WHAT TO PRODUCE:
Quote each record exactly, please, leaving none out.

AVAILABLE DATA:
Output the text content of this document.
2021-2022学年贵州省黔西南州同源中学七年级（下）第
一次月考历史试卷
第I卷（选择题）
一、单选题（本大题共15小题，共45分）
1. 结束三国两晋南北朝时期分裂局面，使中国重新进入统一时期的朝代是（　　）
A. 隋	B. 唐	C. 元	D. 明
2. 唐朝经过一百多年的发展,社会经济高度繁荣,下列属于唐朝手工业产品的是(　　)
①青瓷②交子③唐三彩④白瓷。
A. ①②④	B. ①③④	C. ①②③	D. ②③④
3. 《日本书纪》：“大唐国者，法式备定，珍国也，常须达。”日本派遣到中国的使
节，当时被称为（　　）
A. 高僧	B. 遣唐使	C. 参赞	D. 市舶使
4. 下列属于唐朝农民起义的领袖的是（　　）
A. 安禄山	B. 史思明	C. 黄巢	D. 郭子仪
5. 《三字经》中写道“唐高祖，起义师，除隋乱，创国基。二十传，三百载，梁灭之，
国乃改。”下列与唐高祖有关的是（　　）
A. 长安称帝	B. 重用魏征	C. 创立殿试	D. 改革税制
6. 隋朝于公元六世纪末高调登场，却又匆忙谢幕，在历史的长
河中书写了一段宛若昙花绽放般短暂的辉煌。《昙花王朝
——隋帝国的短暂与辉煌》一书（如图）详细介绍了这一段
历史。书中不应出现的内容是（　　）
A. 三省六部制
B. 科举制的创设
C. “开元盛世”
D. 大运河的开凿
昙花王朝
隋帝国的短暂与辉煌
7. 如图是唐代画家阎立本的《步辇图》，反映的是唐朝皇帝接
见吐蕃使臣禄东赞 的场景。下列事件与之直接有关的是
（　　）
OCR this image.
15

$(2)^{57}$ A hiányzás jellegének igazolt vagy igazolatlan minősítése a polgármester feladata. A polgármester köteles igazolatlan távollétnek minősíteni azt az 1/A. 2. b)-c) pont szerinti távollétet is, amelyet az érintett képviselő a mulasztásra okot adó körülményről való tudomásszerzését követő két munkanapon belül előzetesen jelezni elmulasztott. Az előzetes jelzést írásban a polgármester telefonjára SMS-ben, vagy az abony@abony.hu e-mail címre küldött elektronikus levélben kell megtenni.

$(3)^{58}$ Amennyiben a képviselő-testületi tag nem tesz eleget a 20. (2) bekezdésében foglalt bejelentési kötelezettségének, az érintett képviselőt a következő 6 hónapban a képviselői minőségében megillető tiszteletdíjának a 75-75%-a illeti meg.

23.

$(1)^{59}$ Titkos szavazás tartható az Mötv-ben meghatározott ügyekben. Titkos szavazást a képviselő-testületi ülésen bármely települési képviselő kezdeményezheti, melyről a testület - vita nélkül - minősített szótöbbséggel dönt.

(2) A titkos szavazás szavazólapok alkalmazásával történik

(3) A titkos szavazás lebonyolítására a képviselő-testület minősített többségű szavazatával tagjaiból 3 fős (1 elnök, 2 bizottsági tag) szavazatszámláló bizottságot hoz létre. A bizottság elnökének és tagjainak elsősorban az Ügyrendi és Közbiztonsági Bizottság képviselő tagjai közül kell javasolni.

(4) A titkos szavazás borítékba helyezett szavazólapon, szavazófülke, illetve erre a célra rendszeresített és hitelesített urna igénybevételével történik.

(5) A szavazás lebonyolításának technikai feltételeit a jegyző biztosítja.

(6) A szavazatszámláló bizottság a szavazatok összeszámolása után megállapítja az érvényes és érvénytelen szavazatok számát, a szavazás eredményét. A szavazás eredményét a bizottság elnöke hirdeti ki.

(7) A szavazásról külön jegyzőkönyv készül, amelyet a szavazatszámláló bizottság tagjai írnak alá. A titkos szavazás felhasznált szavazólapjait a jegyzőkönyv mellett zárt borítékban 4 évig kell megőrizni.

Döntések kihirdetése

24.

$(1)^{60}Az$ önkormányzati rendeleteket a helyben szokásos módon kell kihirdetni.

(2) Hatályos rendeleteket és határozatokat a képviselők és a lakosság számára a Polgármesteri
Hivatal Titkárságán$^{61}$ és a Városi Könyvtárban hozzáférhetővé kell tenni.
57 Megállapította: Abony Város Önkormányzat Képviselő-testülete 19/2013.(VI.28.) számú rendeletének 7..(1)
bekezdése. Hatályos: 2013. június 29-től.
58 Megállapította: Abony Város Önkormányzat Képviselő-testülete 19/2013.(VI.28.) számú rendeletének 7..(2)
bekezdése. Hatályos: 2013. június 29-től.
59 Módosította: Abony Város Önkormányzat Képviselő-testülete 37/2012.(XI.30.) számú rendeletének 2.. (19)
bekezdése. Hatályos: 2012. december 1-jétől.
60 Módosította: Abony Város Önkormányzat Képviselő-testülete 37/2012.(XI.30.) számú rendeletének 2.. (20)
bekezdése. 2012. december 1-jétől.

OUTPUT BELOW:
Output the text content of this document.
2021-2022学年贵州省黔西南州同源中学七年级（下）第
一次月考历史试卷
第I卷（选择题）
一、单选题（本大题共15小题，共45分）
1. 结束三国两晋南北朝时期分裂局面，使中国重新进入统一时期的朝代是（　　）
A. 隋	B. 唐	C. 元	D. 明
2. 唐朝经过一百多年的发展,社会经济高度繁荣,下列属于唐朝手工业产品的是(　　)
①青瓷②交子③唐三彩④白瓷。
A. ①②④	B. ①③④	C. ①②③	D. ②③④
3. 《日本书纪》：“大唐国者，法式备定，珍国也，常须达。”日本派遣到中国的使
节，当时被称为（　　）
A. 高僧	B. 遣唐使	C. 参赞	D. 市舶使
4. 下列属于唐朝农民起义的领袖的是（　　）
A. 安禄山	B. 史思明	C. 黄巢	D. 郭子仪
5. 《三字经》中写道“唐高祖，起义师，除隋乱，创国基。二十传，三百载，梁灭之，
国乃改。”下列与唐高祖有关的是（　　）
A. 长安称帝	B. 重用魏征	C. 创立殿试	D. 改革税制
6. 隋朝于公元六世纪末高调登场，却又匆忙谢幕，在历史的长
河中书写了一段宛若昙花绽放般短暂的辉煌。《昙花王朝
——隋帝国的短暂与辉煌》一书（如图）详细介绍了这一段
历史。书中不应出现的内容是（　　）
A. 三省六部制
B. 科举制的创设
C. “开元盛世”
D. 大运河的开凿
昙花王朝
隋帝国的短暂与辉煌
7. 如图是唐代画家阎立本的《步辇图》，反映的是唐朝皇帝接
见吐蕃使臣禄东赞 的场景。下列事件与之直接有关的是
（　　）
OCR this image.
15

$(2)^{57}$ A hiányzás jellegének igazolt vagy igazolatlan minősítése a polgármester feladata. A polgármester köteles igazolatlan távollétnek minősíteni azt az 1/A. 2. b)-c) pont szerinti távollétet is, amelyet az érintett képviselő a mulasztásra okot adó körülményről való tudomásszerzését követő két munkanapon belül előzetesen jelezni elmulasztott. Az előzetes jelzést írásban a polgármester telefonjára SMS-ben, vagy az abony@abony.hu e-mail címre küldött elektronikus levélben kell megtenni.

$(3)^{58}$ Amennyiben a képviselő-testületi tag nem tesz eleget a 20. (2) bekezdésében foglalt bejelentési kötelezettségének, az érintett képviselőt a következő 6 hónapban a képviselői minőségében megillető tiszteletdíjának a 75-75%-a illeti meg.

23.

$(1)^{59}$ Titkos szavazás tartható az Mötv-ben meghatározott ügyekben. Titkos szavazást a képviselő-testületi ülésen bármely települési képviselő kezdeményezheti, melyről a testület - vita nélkül - minősített szótöbbséggel dönt.

(2) A titkos szavazás szavazólapok alkalmazásával történik

(3) A titkos szavazás lebonyolítására a képviselő-testület minősített többségű szavazatával tagjaiból 3 fős (1 elnök, 2 bizottsági tag) szavazatszámláló bizottságot hoz létre. A bizottság elnökének és tagjainak elsősorban az Ügyrendi és Közbiztonsági Bizottság képviselő tagjai közül kell javasolni.

(4) A titkos szavazás borítékba helyezett szavazólapon, szavazófülke, illetve erre a célra rendszeresített és hitelesített urna igénybevételével történik.

(5) A szavazás lebonyolításának technikai feltételeit a jegyző biztosítja.

(6) A szavazatszámláló bizottság a szavazatok összeszámolása után megállapítja az érvényes és érvénytelen szavazatok számát, a szavazás eredményét. A szavazás eredményét a bizottság elnöke hirdeti ki.

(7) A szavazásról külön jegyzőkönyv készül, amelyet a szavazatszámláló bizottság tagjai írnak alá. A titkos szavazás felhasznált szavazólapjait a jegyzőkönyv mellett zárt borítékban 4 évig kell megőrizni.

Döntések kihirdetése

24.

$(1)^{60}Az$ önkormányzati rendeleteket a helyben szokásos módon kell kihirdetni.

(2) Hatályos rendeleteket és határozatokat a képviselők és a lakosság számára a Polgármesteri
Hivatal Titkárságán$^{61}$ és a Városi Könyvtárban hozzáférhetővé kell tenni.
57 Megállapította: Abony Város Önkormányzat Képviselő-testülete 19/2013.(VI.28.) számú rendeletének 7..(1)
bekezdése. Hatályos: 2013. június 29-től.
58 Megállapította: Abony Város Önkormányzat Képviselő-testülete 19/2013.(VI.28.) számú rendeletének 7..(2)
bekezdése. Hatályos: 2013. június 29-től.
59 Módosította: Abony Város Önkormányzat Képviselő-testülete 37/2012.(XI.30.) számú rendeletének 2.. (19)
bekezdése. Hatályos: 2012. december 1-jétől.
60 Módosította: Abony Város Önkormányzat Képviselő-testülete 37/2012.(XI.30.) számú rendeletének 2.. (20)
bekezdése. 2012. december 1-jétől.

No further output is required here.